# Problem statement:
Give only the number of lines below that contain the word "time".

# Data provided:
__________________________________________________

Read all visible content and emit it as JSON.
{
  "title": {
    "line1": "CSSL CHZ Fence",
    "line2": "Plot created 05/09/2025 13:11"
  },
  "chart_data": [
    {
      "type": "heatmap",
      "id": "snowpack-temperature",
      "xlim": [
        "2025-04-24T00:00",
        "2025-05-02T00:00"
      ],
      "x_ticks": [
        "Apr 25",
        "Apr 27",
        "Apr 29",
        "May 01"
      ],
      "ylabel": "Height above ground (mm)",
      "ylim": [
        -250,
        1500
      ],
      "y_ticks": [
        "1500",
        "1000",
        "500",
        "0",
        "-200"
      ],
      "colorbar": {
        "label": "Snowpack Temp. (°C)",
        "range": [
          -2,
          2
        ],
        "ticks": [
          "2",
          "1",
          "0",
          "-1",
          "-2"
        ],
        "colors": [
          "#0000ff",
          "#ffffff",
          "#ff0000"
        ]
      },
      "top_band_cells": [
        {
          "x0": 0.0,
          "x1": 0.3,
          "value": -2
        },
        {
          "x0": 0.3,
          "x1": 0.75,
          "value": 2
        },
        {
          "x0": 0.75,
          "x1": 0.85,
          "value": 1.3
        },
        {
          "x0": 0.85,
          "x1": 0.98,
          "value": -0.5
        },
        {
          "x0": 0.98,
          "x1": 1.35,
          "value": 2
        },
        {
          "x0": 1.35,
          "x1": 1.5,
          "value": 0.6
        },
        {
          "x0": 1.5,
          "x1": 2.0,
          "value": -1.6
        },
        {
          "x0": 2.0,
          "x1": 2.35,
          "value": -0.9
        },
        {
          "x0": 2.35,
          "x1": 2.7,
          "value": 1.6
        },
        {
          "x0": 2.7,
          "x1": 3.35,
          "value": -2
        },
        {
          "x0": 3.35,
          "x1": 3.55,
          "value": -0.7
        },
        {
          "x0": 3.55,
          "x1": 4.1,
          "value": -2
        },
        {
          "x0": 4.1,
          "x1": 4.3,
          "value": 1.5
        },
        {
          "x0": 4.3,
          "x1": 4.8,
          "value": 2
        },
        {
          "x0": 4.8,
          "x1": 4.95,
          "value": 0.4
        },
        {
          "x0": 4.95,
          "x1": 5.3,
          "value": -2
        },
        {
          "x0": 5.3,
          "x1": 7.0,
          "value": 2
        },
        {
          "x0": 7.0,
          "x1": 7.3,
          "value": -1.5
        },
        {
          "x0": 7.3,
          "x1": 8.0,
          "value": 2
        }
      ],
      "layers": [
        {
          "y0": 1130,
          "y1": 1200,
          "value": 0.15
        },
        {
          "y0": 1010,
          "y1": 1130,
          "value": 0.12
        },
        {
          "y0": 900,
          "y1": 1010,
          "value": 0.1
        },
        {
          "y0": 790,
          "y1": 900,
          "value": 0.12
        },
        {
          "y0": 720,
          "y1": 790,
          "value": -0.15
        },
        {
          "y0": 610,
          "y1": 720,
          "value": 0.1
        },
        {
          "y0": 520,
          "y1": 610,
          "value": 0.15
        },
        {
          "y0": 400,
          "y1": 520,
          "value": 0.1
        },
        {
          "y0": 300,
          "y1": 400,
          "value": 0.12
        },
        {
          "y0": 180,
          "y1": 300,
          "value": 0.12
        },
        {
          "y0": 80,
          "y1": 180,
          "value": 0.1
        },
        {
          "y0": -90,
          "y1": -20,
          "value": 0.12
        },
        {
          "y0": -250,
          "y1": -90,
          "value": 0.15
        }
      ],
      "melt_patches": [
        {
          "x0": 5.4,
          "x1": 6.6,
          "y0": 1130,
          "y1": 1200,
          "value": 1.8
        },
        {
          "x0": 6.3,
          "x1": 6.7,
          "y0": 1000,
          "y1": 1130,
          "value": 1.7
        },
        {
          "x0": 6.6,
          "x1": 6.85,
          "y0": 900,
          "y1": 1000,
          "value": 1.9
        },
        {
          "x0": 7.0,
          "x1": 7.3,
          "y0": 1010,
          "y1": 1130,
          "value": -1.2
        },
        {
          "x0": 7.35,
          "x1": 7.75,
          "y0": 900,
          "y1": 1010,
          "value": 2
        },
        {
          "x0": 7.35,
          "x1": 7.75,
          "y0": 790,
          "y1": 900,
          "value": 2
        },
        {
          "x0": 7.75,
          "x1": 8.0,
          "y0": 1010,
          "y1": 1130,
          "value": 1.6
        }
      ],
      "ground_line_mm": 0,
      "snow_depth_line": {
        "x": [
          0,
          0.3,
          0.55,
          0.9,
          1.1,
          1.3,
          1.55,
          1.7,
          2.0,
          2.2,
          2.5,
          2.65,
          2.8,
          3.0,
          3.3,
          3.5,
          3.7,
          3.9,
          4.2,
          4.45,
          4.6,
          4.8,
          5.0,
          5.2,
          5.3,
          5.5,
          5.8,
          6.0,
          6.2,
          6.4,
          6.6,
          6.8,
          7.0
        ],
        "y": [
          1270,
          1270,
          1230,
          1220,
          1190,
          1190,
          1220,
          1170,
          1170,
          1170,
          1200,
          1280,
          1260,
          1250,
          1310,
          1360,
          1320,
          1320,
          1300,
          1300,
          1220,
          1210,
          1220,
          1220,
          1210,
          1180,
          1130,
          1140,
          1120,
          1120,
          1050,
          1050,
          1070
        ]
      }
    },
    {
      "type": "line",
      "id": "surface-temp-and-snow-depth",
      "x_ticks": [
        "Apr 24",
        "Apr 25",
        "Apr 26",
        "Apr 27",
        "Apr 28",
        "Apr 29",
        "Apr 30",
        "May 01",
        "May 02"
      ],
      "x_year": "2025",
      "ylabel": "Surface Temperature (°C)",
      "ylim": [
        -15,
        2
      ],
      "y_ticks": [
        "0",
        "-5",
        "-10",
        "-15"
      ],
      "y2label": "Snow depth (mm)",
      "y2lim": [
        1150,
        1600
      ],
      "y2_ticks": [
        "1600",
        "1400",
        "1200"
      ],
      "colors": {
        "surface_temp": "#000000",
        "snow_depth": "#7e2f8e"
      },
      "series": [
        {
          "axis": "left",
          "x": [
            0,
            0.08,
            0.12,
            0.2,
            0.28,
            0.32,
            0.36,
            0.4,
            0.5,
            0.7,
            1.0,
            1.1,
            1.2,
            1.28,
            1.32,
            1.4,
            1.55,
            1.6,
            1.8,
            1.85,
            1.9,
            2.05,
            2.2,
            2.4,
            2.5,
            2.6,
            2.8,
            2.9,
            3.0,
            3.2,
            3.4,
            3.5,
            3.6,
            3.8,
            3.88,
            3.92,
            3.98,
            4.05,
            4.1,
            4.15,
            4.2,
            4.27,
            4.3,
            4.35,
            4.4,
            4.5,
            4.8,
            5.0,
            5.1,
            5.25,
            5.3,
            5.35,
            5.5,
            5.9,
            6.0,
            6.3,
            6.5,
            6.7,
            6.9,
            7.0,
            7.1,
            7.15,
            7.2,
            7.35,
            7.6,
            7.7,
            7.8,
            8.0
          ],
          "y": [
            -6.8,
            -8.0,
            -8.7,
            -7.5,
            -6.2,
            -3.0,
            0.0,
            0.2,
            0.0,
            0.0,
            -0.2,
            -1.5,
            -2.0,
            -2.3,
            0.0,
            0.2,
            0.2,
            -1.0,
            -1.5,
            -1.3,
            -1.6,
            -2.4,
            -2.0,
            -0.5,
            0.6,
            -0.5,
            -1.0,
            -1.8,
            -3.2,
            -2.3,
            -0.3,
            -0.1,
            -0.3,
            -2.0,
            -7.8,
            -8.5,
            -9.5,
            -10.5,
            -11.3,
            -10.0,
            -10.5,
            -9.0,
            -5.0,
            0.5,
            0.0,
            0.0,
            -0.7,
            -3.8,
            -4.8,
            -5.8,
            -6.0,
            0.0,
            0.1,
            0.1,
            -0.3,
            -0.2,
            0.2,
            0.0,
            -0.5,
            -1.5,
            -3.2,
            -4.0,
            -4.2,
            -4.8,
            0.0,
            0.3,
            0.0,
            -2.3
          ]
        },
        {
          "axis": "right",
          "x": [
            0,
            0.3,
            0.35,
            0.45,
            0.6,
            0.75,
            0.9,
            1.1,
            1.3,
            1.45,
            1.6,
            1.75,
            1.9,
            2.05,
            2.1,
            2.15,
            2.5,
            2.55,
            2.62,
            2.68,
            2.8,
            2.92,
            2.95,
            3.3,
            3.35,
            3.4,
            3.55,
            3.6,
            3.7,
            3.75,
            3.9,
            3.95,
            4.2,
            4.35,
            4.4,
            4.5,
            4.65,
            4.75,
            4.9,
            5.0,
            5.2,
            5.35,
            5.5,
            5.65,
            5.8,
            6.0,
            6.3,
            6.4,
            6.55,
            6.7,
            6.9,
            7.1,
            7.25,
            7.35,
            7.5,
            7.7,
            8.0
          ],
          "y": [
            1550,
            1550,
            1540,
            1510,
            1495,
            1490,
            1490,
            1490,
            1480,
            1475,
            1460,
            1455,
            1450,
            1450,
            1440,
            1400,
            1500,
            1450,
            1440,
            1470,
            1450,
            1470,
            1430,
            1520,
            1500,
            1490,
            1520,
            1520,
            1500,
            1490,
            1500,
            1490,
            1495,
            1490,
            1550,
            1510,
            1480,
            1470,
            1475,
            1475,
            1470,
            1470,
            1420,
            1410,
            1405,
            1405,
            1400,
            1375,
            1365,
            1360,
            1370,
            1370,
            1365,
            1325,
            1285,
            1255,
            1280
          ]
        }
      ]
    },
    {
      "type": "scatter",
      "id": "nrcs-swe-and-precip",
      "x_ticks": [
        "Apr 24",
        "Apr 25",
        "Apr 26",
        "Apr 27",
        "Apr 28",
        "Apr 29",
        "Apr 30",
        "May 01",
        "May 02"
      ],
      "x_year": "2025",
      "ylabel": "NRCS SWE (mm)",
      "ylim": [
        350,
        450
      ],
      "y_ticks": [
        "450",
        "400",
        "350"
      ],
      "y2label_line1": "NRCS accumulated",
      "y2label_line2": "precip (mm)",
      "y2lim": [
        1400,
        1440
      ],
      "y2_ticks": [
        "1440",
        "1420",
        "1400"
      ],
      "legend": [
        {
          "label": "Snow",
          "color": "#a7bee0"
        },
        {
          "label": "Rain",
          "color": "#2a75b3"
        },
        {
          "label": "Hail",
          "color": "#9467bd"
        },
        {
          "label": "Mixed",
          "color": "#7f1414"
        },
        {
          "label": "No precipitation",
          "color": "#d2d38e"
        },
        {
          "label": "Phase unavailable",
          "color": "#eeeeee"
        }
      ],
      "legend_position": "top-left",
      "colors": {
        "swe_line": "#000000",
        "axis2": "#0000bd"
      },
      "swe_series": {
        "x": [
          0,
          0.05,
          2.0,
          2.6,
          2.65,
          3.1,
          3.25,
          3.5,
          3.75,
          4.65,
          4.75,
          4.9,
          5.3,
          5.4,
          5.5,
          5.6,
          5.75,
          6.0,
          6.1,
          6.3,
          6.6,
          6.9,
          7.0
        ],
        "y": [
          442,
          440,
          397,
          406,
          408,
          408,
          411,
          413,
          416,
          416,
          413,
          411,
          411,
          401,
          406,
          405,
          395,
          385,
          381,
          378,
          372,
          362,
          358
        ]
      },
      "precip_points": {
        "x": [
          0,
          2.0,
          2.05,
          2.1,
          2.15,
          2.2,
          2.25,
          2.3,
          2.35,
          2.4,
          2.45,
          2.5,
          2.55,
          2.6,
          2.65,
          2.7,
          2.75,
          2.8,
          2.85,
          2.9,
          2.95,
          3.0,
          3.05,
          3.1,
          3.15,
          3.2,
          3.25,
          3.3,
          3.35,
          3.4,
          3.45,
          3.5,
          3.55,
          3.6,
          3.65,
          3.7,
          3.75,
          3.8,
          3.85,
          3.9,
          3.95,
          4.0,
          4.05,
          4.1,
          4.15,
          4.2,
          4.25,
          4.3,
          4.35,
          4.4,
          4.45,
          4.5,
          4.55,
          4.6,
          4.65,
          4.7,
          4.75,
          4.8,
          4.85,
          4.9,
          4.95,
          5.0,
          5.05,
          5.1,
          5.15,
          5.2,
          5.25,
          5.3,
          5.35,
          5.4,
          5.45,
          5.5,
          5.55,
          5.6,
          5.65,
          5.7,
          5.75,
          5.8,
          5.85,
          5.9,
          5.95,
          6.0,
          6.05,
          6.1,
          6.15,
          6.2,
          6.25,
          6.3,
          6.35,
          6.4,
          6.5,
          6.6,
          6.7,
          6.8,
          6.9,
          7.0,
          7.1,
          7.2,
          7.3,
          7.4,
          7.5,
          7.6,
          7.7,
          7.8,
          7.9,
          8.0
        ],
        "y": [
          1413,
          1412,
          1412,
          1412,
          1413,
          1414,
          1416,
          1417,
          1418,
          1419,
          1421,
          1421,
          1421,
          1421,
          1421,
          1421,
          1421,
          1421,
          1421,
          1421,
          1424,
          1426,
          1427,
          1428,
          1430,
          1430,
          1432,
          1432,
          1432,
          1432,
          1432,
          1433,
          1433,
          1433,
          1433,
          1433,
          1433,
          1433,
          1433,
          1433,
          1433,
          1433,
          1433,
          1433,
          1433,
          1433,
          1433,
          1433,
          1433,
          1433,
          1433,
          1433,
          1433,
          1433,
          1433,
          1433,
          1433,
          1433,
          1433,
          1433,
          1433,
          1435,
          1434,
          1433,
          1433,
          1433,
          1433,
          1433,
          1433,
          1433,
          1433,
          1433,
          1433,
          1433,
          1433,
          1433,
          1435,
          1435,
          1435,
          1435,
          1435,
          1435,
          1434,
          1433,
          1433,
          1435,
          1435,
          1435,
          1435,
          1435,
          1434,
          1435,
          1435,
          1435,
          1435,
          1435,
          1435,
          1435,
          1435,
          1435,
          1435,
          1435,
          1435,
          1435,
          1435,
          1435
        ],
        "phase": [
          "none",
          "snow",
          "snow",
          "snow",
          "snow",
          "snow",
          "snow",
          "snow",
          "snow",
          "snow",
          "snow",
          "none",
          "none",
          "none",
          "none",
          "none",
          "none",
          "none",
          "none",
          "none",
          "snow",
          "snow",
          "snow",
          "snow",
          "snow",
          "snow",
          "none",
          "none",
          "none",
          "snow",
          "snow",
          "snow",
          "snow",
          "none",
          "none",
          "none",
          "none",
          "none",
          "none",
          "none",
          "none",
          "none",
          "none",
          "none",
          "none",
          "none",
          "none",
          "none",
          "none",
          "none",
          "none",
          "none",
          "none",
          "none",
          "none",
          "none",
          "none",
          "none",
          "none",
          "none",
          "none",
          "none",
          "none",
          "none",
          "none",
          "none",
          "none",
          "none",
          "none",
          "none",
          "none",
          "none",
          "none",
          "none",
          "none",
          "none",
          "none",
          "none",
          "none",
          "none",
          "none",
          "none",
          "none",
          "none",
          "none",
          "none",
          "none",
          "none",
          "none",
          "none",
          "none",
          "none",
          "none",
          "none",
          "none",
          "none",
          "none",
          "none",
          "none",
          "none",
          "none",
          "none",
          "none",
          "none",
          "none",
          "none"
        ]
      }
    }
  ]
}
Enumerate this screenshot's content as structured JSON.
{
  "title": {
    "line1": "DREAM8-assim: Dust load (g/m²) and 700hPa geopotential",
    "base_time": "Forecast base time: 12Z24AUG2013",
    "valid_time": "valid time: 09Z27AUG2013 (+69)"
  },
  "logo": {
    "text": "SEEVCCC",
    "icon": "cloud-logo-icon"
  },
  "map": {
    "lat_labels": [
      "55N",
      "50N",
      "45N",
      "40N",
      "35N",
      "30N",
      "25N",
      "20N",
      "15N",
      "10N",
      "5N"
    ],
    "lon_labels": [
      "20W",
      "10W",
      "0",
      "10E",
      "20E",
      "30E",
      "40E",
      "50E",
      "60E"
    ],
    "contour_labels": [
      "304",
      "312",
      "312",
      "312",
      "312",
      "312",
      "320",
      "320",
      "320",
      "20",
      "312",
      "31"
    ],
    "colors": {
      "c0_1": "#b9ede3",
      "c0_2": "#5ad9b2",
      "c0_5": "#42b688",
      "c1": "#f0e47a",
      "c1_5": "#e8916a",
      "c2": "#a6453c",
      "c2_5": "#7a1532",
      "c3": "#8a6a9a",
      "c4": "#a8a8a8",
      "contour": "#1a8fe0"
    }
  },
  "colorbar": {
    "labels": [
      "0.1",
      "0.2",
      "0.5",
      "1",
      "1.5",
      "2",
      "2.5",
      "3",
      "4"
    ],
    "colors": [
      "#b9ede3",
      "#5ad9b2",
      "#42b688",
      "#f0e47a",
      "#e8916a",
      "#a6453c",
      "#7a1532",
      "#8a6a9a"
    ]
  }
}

__________________________________________________

# The output:
2